_DIRECTIVE_
Read through the data and report every line in which the word "heading" occurs.

[Dataset records]
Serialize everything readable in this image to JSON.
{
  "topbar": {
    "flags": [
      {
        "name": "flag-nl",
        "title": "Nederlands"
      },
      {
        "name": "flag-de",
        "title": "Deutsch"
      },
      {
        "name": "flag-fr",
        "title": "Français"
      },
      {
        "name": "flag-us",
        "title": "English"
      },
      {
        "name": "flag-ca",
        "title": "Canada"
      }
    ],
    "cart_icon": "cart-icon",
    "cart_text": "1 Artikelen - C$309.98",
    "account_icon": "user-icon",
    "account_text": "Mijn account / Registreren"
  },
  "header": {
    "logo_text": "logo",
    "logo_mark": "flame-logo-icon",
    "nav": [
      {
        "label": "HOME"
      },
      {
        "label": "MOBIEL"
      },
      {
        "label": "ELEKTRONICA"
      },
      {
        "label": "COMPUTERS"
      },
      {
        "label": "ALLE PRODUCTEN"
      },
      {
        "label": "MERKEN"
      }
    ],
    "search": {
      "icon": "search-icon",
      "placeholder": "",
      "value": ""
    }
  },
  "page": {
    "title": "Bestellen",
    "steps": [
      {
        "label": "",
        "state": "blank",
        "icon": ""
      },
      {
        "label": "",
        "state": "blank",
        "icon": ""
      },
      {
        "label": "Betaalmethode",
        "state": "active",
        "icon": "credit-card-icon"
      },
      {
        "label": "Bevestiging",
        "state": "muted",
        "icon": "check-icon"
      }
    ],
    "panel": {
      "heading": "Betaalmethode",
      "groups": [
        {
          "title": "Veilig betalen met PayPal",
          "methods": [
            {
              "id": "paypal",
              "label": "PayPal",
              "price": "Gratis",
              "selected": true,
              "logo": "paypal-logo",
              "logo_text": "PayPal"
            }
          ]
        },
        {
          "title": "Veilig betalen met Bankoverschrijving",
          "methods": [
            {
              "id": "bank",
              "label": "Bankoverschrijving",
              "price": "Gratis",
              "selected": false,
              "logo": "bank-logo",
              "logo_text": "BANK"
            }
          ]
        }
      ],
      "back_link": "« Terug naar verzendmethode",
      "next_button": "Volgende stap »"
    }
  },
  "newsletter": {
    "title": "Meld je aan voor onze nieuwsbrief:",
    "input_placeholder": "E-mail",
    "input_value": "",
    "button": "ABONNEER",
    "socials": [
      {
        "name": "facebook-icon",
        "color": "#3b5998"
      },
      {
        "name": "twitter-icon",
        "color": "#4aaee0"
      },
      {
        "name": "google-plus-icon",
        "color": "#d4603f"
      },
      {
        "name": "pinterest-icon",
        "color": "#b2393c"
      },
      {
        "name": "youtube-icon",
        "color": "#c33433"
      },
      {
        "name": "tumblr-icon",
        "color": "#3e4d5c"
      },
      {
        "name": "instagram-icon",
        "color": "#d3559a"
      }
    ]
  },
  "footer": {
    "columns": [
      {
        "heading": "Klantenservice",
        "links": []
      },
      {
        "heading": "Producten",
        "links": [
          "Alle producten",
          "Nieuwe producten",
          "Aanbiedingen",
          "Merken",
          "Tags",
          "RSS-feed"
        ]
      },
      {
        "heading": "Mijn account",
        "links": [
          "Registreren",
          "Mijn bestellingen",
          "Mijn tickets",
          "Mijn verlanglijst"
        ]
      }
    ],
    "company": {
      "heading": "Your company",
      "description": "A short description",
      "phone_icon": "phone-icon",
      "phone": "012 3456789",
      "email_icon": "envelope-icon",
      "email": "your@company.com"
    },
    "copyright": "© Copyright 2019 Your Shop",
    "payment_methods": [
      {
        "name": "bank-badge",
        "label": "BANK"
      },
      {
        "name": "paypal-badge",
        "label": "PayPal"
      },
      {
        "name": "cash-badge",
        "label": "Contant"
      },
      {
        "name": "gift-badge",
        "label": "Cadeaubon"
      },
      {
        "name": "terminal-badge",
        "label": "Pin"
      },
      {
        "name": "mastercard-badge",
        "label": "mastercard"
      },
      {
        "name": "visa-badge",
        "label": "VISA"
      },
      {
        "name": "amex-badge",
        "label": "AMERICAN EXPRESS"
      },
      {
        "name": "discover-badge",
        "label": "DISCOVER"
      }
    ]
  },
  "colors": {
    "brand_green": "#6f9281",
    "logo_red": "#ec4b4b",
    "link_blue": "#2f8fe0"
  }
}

_THE COMPLETED TASK_
      "heading": "Betaalmethode",
        "heading": "Klantenservice",
        "heading": "Producten",
        "heading": "Mijn account",
      "heading": "Your company",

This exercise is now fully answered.